DATA SUPPLIED.

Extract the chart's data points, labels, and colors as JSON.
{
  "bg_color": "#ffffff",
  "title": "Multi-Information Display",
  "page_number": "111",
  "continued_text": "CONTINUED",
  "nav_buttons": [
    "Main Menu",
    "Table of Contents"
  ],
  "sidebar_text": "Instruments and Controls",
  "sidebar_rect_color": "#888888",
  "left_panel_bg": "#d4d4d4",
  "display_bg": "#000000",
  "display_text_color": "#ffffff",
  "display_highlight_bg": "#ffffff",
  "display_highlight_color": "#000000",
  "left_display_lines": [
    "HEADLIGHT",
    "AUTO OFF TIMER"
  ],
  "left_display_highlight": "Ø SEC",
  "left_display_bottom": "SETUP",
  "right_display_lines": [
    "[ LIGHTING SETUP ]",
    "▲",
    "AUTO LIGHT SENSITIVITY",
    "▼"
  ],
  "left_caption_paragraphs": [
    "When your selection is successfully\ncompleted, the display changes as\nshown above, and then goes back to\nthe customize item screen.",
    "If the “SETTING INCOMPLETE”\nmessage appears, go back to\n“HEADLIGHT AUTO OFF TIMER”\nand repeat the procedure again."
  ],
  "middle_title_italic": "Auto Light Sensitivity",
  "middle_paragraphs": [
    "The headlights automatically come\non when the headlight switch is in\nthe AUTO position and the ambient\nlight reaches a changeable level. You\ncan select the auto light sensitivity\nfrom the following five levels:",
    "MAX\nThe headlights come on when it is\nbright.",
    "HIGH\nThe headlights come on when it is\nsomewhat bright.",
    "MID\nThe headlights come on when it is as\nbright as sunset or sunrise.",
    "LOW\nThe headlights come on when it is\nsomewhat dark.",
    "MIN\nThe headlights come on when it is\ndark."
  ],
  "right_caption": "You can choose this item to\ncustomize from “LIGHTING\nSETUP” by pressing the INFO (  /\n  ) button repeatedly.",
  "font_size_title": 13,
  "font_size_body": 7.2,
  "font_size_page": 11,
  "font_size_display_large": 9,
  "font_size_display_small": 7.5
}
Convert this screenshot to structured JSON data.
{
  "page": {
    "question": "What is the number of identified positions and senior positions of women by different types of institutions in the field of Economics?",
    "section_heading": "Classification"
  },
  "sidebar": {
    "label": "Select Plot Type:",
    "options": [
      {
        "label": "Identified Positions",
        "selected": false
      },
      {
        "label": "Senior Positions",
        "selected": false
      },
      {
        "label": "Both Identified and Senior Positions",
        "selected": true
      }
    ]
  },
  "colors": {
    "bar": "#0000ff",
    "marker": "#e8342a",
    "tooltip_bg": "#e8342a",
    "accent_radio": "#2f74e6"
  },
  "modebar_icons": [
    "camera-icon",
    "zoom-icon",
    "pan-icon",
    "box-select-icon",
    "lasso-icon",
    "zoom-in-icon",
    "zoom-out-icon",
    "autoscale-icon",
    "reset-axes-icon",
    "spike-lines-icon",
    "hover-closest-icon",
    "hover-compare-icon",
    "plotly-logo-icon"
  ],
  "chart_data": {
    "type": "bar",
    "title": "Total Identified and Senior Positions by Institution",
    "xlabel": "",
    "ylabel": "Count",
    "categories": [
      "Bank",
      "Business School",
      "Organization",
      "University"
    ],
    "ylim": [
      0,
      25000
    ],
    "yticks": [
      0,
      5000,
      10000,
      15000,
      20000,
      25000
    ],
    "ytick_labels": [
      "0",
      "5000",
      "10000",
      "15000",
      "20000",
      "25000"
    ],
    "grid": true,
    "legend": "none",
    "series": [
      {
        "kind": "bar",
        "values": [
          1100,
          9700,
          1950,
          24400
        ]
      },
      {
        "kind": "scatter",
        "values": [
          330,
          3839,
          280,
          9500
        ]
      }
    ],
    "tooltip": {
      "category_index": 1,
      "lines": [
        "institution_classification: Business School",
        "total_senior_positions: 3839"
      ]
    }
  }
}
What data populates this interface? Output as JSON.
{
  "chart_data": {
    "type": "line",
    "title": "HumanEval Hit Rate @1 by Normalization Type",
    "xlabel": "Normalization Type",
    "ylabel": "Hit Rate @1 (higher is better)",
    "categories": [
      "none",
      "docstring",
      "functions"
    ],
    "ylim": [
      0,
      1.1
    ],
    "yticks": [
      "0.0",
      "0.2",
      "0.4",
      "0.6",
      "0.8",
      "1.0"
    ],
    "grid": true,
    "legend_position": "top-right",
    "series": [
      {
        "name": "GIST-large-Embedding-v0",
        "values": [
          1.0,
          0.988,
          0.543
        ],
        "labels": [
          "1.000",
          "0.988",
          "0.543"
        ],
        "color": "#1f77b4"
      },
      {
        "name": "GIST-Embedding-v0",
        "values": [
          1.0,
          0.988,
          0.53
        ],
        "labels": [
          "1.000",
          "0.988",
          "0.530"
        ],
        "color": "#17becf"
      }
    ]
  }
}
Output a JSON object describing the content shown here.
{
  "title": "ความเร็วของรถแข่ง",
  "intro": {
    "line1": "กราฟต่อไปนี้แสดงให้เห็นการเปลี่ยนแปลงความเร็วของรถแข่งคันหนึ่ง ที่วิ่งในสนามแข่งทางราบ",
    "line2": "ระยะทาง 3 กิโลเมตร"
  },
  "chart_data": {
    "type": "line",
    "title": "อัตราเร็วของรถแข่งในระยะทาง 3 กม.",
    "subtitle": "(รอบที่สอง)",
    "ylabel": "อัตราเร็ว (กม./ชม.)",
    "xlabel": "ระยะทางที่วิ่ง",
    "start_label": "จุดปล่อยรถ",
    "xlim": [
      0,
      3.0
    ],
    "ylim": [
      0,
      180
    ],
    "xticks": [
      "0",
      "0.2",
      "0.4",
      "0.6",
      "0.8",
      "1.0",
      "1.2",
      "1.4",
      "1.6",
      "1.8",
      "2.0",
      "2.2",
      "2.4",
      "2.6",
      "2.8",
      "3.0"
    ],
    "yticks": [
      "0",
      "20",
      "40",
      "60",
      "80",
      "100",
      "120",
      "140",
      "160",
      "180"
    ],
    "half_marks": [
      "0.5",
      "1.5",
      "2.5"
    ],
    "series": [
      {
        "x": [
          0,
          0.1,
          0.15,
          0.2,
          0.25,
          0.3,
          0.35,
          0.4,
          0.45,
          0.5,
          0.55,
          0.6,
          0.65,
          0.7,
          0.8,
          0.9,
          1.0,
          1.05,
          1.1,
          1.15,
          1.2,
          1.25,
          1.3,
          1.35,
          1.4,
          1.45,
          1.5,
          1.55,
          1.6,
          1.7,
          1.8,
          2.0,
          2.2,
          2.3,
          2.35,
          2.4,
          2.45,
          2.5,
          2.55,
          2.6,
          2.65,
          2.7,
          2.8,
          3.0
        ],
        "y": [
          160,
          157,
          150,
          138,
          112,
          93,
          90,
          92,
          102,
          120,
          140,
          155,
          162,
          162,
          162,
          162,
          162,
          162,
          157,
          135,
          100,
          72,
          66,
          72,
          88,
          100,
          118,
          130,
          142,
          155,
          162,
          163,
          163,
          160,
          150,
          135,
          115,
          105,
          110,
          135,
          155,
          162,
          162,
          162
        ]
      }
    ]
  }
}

SET PROBLEM. Your task is to repeat each line of the material exactly.

FINISHED TASK.
Extract the chart's data points, labels, and colors as JSON.
{
  "bg_color": "#ffffff",
  "title": "Multi-Information Display",
  "page_number": "111",
  "continued_text": "CONTINUED",
  "nav_buttons": [
    "Main Menu",
    "Table of Contents"
  ],
  "sidebar_text": "Instruments and Controls",
  "sidebar_rect_color": "#888888",
  "left_panel_bg": "#d4d4d4",
  "display_bg": "#000000",
  "display_text_color": "#ffffff",
  "display_highlight_bg": "#ffffff",
  "display_highlight_color": "#000000",
  "left_display_lines": [
    "HEADLIGHT",
    "AUTO OFF TIMER"
  ],
  "left_display_highlight": "Ø SEC",
  "left_display_bottom": "SETUP",
  "right_display_lines": [
    "[ LIGHTING SETUP ]",
    "▲",
    "AUTO LIGHT SENSITIVITY",
    "▼"
  ],
  "left_caption_paragraphs": [
    "When your selection is successfully\ncompleted, the display changes as\nshown above, and then goes back to\nthe customize item screen.",
    "If the “SETTING INCOMPLETE”\nmessage appears, go back to\n“HEADLIGHT AUTO OFF TIMER”\nand repeat the procedure again."
  ],
  "middle_title_italic": "Auto Light Sensitivity",
  "middle_paragraphs": [
    "The headlights automatically come\non when the headlight switch is in\nthe AUTO position and the ambient\nlight reaches a changeable level. You\ncan select the auto light sensitivity\nfrom the following five levels:",
    "MAX\nThe headlights come on when it is\nbright.",
    "HIGH\nThe headlights come on when it is\nsomewhat bright.",
    "MID\nThe headlights come on when it is as\nbright as sunset or sunrise.",
    "LOW\nThe headlights come on when it is\nsomewhat dark.",
    "MIN\nThe headlights come on when it is\ndark."
  ],
  "right_caption": "You can choose this item to\ncustomize from “LIGHTING\nSETUP” by pressing the INFO (  /\n  ) button repeatedly.",
  "font_size_title": 13,
  "font_size_body": 7.2,
  "font_size_page": 11,
  "font_size_display_large": 9,
  "font_size_display_small": 7.5
}
Convert this screenshot to structured JSON data.
{
  "page": {
    "question": "What is the number of identified positions and senior positions of women by different types of institutions in the field of Economics?",
    "section_heading": "Classification"
  },
  "sidebar": {
    "label": "Select Plot Type:",
    "options": [
      {
        "label": "Identified Positions",
        "selected": false
      },
      {
        "label": "Senior Positions",
        "selected": false
      },
      {
        "label": "Both Identified and Senior Positions",
        "selected": true
      }
    ]
  },
  "colors": {
    "bar": "#0000ff",
    "marker": "#e8342a",
    "tooltip_bg": "#e8342a",
    "accent_radio": "#2f74e6"
  },
  "modebar_icons": [
    "camera-icon",
    "zoom-icon",
    "pan-icon",
    "box-select-icon",
    "lasso-icon",
    "zoom-in-icon",
    "zoom-out-icon",
    "autoscale-icon",
    "reset-axes-icon",
    "spike-lines-icon",
    "hover-closest-icon",
    "hover-compare-icon",
    "plotly-logo-icon"
  ],
  "chart_data": {
    "type": "bar",
    "title": "Total Identified and Senior Positions by Institution",
    "xlabel": "",
    "ylabel": "Count",
    "categories": [
      "Bank",
      "Business School",
      "Organization",
      "University"
    ],
    "ylim": [
      0,
      25000
    ],
    "yticks": [
      0,
      5000,
      10000,
      15000,
      20000,
      25000
    ],
    "ytick_labels": [
      "0",
      "5000",
      "10000",
      "15000",
      "20000",
      "25000"
    ],
    "grid": true,
    "legend": "none",
    "series": [
      {
        "kind": "bar",
        "values": [
          1100,
          9700,
          1950,
          24400
        ]
      },
      {
        "kind": "scatter",
        "values": [
          330,
          3839,
          280,
          9500
        ]
      }
    ],
    "tooltip": {
      "category_index": 1,
      "lines": [
        "institution_classification: Business School",
        "total_senior_positions: 3839"
      ]
    }
  }
}
What data populates this interface? Output as JSON.
{
  "chart_data": {
    "type": "line",
    "title": "HumanEval Hit Rate @1 by Normalization Type",
    "xlabel": "Normalization Type",
    "ylabel": "Hit Rate @1 (higher is better)",
    "categories": [
      "none",
      "docstring",
      "functions"
    ],
    "ylim": [
      0,
      1.1
    ],
    "yticks": [
      "0.0",
      "0.2",
      "0.4",
      "0.6",
      "0.8",
      "1.0"
    ],
    "grid": true,
    "legend_position": "top-right",
    "series": [
      {
        "name": "GIST-large-Embedding-v0",
        "values": [
          1.0,
          0.988,
          0.543
        ],
        "labels": [
          "1.000",
          "0.988",
          "0.543"
        ],
        "color": "#1f77b4"
      },
      {
        "name": "GIST-Embedding-v0",
        "values": [
          1.0,
          0.988,
          0.53
        ],
        "labels": [
          "1.000",
          "0.988",
          "0.530"
        ],
        "color": "#17becf"
      }
    ]
  }
}
Output a JSON object describing the content shown here.
{
  "title": "ความเร็วของรถแข่ง",
  "intro": {
    "line1": "กราฟต่อไปนี้แสดงให้เห็นการเปลี่ยนแปลงความเร็วของรถแข่งคันหนึ่ง ที่วิ่งในสนามแข่งทางราบ",
    "line2": "ระยะทาง 3 กิโลเมตร"
  },
  "chart_data": {
    "type": "line",
    "title": "อัตราเร็วของรถแข่งในระยะทาง 3 กม.",
    "subtitle": "(รอบที่สอง)",
    "ylabel": "อัตราเร็ว (กม./ชม.)",
    "xlabel": "ระยะทางที่วิ่ง",
    "start_label": "จุดปล่อยรถ",
    "xlim": [
      0,
      3.0
    ],
    "ylim": [
      0,
      180
    ],
    "xticks": [
      "0",
      "0.2",
      "0.4",
      "0.6",
      "0.8",
      "1.0",
      "1.2",
      "1.4",
      "1.6",
      "1.8",
      "2.0",
      "2.2",
      "2.4",
      "2.6",
      "2.8",
      "3.0"
    ],
    "yticks": [
      "0",
      "20",
      "40",
      "60",
      "80",
      "100",
      "120",
      "140",
      "160",
      "180"
    ],
    "half_marks": [
      "0.5",
      "1.5",
      "2.5"
    ],
    "series": [
      {
        "x": [
          0,
          0.1,
          0.15,
          0.2,
          0.25,
          0.3,
          0.35,
          0.4,
          0.45,
          0.5,
          0.55,
          0.6,
          0.65,
          0.7,
          0.8,
          0.9,
          1.0,
          1.05,
          1.1,
          1.15,
          1.2,
          1.25,
          1.3,
          1.35,
          1.4,
          1.45,
          1.5,
          1.55,
          1.6,
          1.7,
          1.8,
          2.0,
          2.2,
          2.3,
          2.35,
          2.4,
          2.45,
          2.5,
          2.55,
          2.6,
          2.65,
          2.7,
          2.8,
          3.0
        ],
        "y": [
          160,
          157,
          150,
          138,
          112,
          93,
          90,
          92,
          102,
          120,
          140,
          155,
          162,
          162,
          162,
          162,
          162,
          162,
          157,
          135,
          100,
          72,
          66,
          72,
          88,
          100,
          118,
          130,
          142,
          155,
          162,
          163,
          163,
          160,
          150,
          135,
          115,
          105,
          110,
          135,
          155,
          162,
          162,
          162
        ]
      }
    ]
  }
}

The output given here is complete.